* _依頼内容_:
以下のエントリの各行を、空行を除いてすべて、「行番号」と「行」の2列からなるMarkdownの表として示してください。

═════ 演習データ

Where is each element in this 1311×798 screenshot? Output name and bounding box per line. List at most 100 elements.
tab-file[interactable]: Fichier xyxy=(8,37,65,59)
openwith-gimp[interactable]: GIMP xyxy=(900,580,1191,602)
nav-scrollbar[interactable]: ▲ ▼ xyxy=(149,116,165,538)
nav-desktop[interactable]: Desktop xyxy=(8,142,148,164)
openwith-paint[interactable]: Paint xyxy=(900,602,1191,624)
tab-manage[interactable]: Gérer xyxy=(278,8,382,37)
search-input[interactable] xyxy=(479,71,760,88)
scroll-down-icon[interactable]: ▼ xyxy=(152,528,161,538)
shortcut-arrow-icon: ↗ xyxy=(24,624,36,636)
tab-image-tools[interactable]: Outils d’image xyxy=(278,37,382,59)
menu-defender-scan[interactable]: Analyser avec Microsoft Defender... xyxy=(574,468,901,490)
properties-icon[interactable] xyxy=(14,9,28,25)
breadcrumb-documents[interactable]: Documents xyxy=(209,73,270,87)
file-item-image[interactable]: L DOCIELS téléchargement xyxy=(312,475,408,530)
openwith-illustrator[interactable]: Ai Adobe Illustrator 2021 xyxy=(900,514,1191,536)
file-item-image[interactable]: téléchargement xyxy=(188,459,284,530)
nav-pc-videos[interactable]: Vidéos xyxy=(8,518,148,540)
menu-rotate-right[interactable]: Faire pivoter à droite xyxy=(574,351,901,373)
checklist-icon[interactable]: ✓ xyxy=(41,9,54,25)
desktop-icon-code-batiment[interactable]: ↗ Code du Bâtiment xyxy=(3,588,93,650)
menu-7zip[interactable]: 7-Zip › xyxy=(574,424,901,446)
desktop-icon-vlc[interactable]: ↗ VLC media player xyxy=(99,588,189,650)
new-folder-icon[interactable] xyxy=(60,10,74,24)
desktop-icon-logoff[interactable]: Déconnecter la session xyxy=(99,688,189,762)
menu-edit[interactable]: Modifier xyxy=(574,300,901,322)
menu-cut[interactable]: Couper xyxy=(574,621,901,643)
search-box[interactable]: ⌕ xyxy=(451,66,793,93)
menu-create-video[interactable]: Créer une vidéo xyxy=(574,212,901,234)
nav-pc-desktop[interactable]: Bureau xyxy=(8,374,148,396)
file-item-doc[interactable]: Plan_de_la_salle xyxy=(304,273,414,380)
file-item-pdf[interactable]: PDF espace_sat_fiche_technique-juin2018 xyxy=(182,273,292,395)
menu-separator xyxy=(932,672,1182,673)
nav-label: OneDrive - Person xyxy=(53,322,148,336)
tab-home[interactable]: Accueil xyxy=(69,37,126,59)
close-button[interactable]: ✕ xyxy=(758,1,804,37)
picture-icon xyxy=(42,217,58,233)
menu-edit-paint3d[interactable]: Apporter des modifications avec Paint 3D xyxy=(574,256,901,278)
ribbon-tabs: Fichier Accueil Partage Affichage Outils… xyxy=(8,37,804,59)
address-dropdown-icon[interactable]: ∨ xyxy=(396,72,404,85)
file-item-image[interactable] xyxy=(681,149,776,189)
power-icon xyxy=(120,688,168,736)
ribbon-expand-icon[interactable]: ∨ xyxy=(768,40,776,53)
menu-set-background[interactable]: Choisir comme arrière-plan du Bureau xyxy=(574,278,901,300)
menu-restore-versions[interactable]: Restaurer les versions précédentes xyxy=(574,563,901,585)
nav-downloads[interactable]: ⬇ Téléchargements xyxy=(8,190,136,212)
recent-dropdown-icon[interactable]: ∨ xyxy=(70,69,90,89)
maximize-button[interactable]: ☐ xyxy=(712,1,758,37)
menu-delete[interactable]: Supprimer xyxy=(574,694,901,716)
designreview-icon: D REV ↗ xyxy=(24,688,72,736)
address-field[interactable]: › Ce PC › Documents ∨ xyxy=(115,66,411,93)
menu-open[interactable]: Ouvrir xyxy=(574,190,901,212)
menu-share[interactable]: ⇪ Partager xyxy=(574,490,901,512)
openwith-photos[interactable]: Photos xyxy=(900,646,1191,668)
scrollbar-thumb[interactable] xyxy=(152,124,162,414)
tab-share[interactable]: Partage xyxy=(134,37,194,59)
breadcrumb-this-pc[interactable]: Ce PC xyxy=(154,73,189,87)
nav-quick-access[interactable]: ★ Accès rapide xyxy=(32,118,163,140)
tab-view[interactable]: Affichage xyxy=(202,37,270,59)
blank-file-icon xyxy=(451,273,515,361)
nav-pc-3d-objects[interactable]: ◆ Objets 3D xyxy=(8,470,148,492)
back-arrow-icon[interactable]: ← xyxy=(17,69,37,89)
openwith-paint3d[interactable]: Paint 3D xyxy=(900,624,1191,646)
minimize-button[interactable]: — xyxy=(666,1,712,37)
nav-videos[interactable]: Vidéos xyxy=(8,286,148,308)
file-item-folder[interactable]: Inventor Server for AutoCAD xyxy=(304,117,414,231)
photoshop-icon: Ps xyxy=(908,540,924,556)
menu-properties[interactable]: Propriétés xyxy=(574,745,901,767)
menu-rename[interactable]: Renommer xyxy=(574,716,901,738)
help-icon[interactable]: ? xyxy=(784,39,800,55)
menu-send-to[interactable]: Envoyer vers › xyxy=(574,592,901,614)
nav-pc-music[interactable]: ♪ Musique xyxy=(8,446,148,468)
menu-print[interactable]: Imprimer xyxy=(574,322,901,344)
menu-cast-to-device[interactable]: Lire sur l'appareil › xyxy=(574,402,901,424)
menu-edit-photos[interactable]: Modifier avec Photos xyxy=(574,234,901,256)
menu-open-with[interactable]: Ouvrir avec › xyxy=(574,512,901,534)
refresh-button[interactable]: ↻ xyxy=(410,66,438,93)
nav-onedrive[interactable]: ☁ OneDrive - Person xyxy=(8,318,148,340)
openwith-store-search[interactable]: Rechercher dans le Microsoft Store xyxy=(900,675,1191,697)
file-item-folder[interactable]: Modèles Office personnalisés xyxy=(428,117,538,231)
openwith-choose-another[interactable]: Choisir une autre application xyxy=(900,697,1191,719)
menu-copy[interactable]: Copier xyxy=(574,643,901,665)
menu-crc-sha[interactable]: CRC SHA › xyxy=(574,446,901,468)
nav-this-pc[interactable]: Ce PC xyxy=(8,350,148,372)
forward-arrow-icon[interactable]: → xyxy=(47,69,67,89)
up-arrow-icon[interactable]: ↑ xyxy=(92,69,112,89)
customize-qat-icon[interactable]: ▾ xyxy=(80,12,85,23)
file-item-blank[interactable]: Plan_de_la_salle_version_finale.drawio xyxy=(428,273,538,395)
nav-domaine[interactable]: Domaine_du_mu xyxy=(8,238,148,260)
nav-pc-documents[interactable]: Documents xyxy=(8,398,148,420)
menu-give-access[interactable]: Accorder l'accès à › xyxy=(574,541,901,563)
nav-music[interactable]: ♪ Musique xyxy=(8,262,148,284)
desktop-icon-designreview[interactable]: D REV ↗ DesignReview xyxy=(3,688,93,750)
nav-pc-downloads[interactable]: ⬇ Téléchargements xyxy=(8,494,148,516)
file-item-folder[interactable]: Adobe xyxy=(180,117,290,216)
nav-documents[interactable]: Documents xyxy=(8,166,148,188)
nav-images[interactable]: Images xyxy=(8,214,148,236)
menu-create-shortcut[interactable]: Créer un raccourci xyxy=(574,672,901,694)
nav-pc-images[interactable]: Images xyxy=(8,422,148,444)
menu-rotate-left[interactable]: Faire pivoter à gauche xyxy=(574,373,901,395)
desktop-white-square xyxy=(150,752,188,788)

══════════

* _出力結果_:
| 行番号 | 行 |
|---|---|
| 1 | Where is each element in this 1311×798 screenshot? Output name and bounding box per line. List at most 100 elements. |
| 2 | tab-file[interactable]: Fichier xyxy=(8,37,65,59) |
| 3 | openwith-gimp[interactable]: GIMP xyxy=(900,580,1191,602) |
| 4 | nav-scrollbar[interactable]: ▲ ▼ xyxy=(149,116,165,538) |
| 5 | nav-desktop[interactable]: Desktop xyxy=(8,142,148,164) |
| 6 | openwith-paint[interactable]: Paint xyxy=(900,602,1191,624) |
| 7 | tab-manage[interactable]: Gérer xyxy=(278,8,382,37) |
| 8 | search-input[interactable] xyxy=(479,71,760,88) |
| 9 | scroll-down-icon[interactable]: ▼ xyxy=(152,528,161,538) |
| 10 | shortcut-arrow-icon: ↗ xyxy=(24,624,36,636) |
| 11 | tab-image-tools[interactable]: Outils d’image xyxy=(278,37,382,59) |
| 12 | menu-defender-scan[interactable]: Analyser avec Microsoft Defender... xyxy=(574,468,901,490) |
| 13 | properties-icon[interactable] xyxy=(14,9,28,25) |
| 14 | breadcrumb-documents[interactable]: Documents xyxy=(209,73,270,87) |
| 15 | file-item-image[interactable]: L DOCIELS téléchargement xyxy=(312,475,408,530) |
| 16 | openwith-illustrator[interactable]: Ai Adobe Illustrator 2021 xyxy=(900,514,1191,536) |
| 17 | file-item-image[interactable]: téléchargement xyxy=(188,459,284,530) |
| 18 | nav-pc-videos[interactable]: Vidéos xyxy=(8,518,148,540) |
| 19 | menu-rotate-right[interactable]: Faire pivoter à droite xyxy=(574,351,901,373) |
| 20 | checklist-icon[interactable]: ✓ xyxy=(41,9,54,25) |
| 21 | desktop-icon-code-batiment[interactable]: ↗ Code du Bâtiment xyxy=(3,588,93,650) |
| 22 | menu-7zip[interactable]: 7-Zip › xyxy=(574,424,901,446) |
| 23 | desktop-icon-vlc[interactable]: ↗ VLC media player xyxy=(99,588,189,650) |
| 24 | new-folder-icon[interactable] xyxy=(60,10,74,24) |
| 25 | desktop-icon-logoff[interactable]: Déconnecter la session xyxy=(99,688,189,762) |
| 26 | menu-edit[interactable]: Modifier xyxy=(574,300,901,322) |
| 27 | menu-cut[interactable]: Couper xyxy=(574,621,901,643) |
| 28 | search-box[interactable]: ⌕ xyxy=(451,66,793,93) |
| 29 | menu-create-video[interactable]: Créer une vidéo xyxy=(574,212,901,234) |
| 30 | nav-pc-desktop[interactable]: Bureau xyxy=(8,374,148,396) |
| 31 | file-item-doc[interactable]: Plan_de_la_salle xyxy=(304,273,414,380) |
| 32 | file-item-pdf[interactable]: PDF espace_sat_fiche_technique-juin2018 xyxy=(182,273,292,395) |
| 33 | menu-separator xyxy=(932,672,1182,673) |
| 34 | nav-label: OneDrive - Person xyxy=(53,322,148,336) |
| 35 | tab-home[interactable]: Accueil xyxy=(69,37,126,59) |
| 36 | close-button[interactable]: ✕ xyxy=(758,1,804,37) |
| 37 | picture-icon xyxy=(42,217,58,233) |
| 38 | menu-edit-paint3d[interactable]: Apporter des modifications avec Paint 3D xyxy=(574,256,901,278) |
| 39 | ribbon-tabs: Fichier Accueil Partage Affichage Outils… xyxy=(8,37,804,59) |
| 40 | address-dropdown-icon[interactable]: ∨ xyxy=(396,72,404,85) |
| 41 | file-item-image[interactable] xyxy=(681,149,776,189) |
| 42 | power-icon xyxy=(120,688,168,736) |
| 43 | ribbon-expand-icon[interactable]: ∨ xyxy=(768,40,776,53) |
| 44 | menu-set-background[interactable]: Choisir comme arrière-plan du Bureau xyxy=(574,278,901,300) |
| 45 | menu-restore-versions[interactable]: Restaurer les versions précédentes xyxy=(574,563,901,585) |
| 46 | nav-downloads[interactable]: ⬇ Téléchargements xyxy=(8,190,136,212) |
| 47 | recent-dropdown-icon[interactable]: ∨ xyxy=(70,69,90,89) |
| 48 | maximize-button[interactable]: ☐ xyxy=(712,1,758,37) |
| 49 | menu-delete[interactable]: Supprimer xyxy=(574,694,901,716) |
| 50 | designreview-icon: D REV ↗ xyxy=(24,688,72,736) |
| 51 | address-field[interactable]: › Ce PC › Documents ∨ xyxy=(115,66,411,93) |
| 52 | menu-open[interactable]: Ouvrir xyxy=(574,190,901,212) |
| 53 | menu-share[interactable]: ⇪ Partager xyxy=(574,490,901,512) |
| 54 | openwith-photos[interactable]: Photos xyxy=(900,646,1191,668) |
| 55 | scrollbar-thumb[interactable] xyxy=(152,124,162,414) |
| 56 | tab-share[interactable]: Partage xyxy=(134,37,194,59) |
| 57 | breadcrumb-this-pc[interactable]: Ce PC xyxy=(154,73,189,87) |
| 58 | nav-quick-access[interactable]: ★ Accès rapide xyxy=(32,118,163,140) |
| 59 | tab-view[interactable]: Affichage xyxy=(202,37,270,59) |
| 60 | blank-file-icon xyxy=(451,273,515,361) |
| 61 | nav-pc-3d-objects[interactable]: ◆ Objets 3D xyxy=(8,470,148,492) |
| 62 | back-arrow-icon[interactable]: ← xyxy=(17,69,37,89) |
| 63 | openwith-paint3d[interactable]: Paint 3D xyxy=(900,624,1191,646) |
| 64 | minimize-button[interactable]: — xyxy=(666,1,712,37) |
| 65 | nav-videos[interactable]: Vidéos xyxy=(8,286,148,308) |
| 66 | file-item-folder[interactable]: Inventor Server for AutoCAD xyxy=(304,117,414,231) |
| 67 | photoshop-icon: Ps xyxy=(908,540,924,556) |
| 68 | menu-properties[interactable]: Propriétés xyxy=(574,745,901,767) |
| 69 | menu-rename[interactable]: Renommer xyxy=(574,716,901,738) |
| 70 | help-icon[interactable]: ? xyxy=(784,39,800,55) |
| 71 | menu-send-to[interactable]: Envoyer vers › xyxy=(574,592,901,614) |
| 72 | nav-pc-music[interactable]: ♪ Musique xyxy=(8,446,148,468) |
| 73 | menu-print[interactable]: Imprimer xyxy=(574,322,901,344) |
| 74 | menu-cast-to-device[interactable]: Lire sur l'appareil › xyxy=(574,402,901,424) |
| 75 | menu-edit-photos[interactable]: Modifier avec Photos xyxy=(574,234,901,256) |
| 76 | menu-open-with[interactable]: Ouvrir avec › xyxy=(574,512,901,534) |
| 77 | refresh-button[interactable]: ↻ xyxy=(410,66,438,93) |
| 78 | nav-onedrive[interactable]: ☁ OneDrive - Person xyxy=(8,318,148,340) |
| 79 | openwith-store-search[interactable]: Rechercher dans le Microsoft Store xyxy=(900,675,1191,697) |
| 80 | file-item-folder[interactable]: Modèles Office personnalisés xyxy=(428,117,538,231) |
| 81 | openwith-choose-another[interactable]: Choisir une autre application xyxy=(900,697,1191,719) |
| 82 | menu-copy[interactable]: Copier xyxy=(574,643,901,665) |
| 83 | menu-crc-sha[interactable]: CRC SHA › xyxy=(574,446,901,468) |
| 84 | nav-this-pc[interactable]: Ce PC xyxy=(8,350,148,372) |
| 85 | forward-arrow-icon[interactable]: → xyxy=(47,69,67,89) |
| 86 | up-arrow-icon[interactable]: ↑ xyxy=(92,69,112,89) |
| 87 | customize-qat-icon[interactable]: ▾ xyxy=(80,12,85,23) |
| 88 | file-item-blank[interactable]: Plan_de_la_salle_version_finale.drawio xyxy=(428,273,538,395) |
| 89 | nav-domaine[interactable]: Domaine_du_mu xyxy=(8,238,148,260) |
| 90 | nav-pc-documents[interactable]: Documents xyxy=(8,398,148,420) |
| 91 | menu-give-access[interactable]: Accorder l'accès à › xyxy=(574,541,901,563) |
| 92 | nav-music[interactable]: ♪ Musique xyxy=(8,262,148,284) |
| 93 | desktop-icon-designreview[interactable]: D REV ↗ DesignReview xyxy=(3,688,93,750) |
| 94 | nav-pc-downloads[interactable]: ⬇ Téléchargements xyxy=(8,494,148,516) |
| 95 | file-item-folder[interactable]: Adobe xyxy=(180,117,290,216) |
| 96 | nav-documents[interactable]: Documents xyxy=(8,166,148,188) |
| 97 | nav-images[interactable]: Images xyxy=(8,214,148,236) |
| 98 | menu-create-shortcut[interactable]: Créer un raccourci xyxy=(574,672,901,694) |
| 99 | nav-pc-images[interactable]: Images xyxy=(8,422,148,444) |
| 100 | menu-rotate-left[interactable]: Faire pivoter à gauche xyxy=(574,373,901,395) |
| 101 | desktop-white-square xyxy=(150,752,188,788) |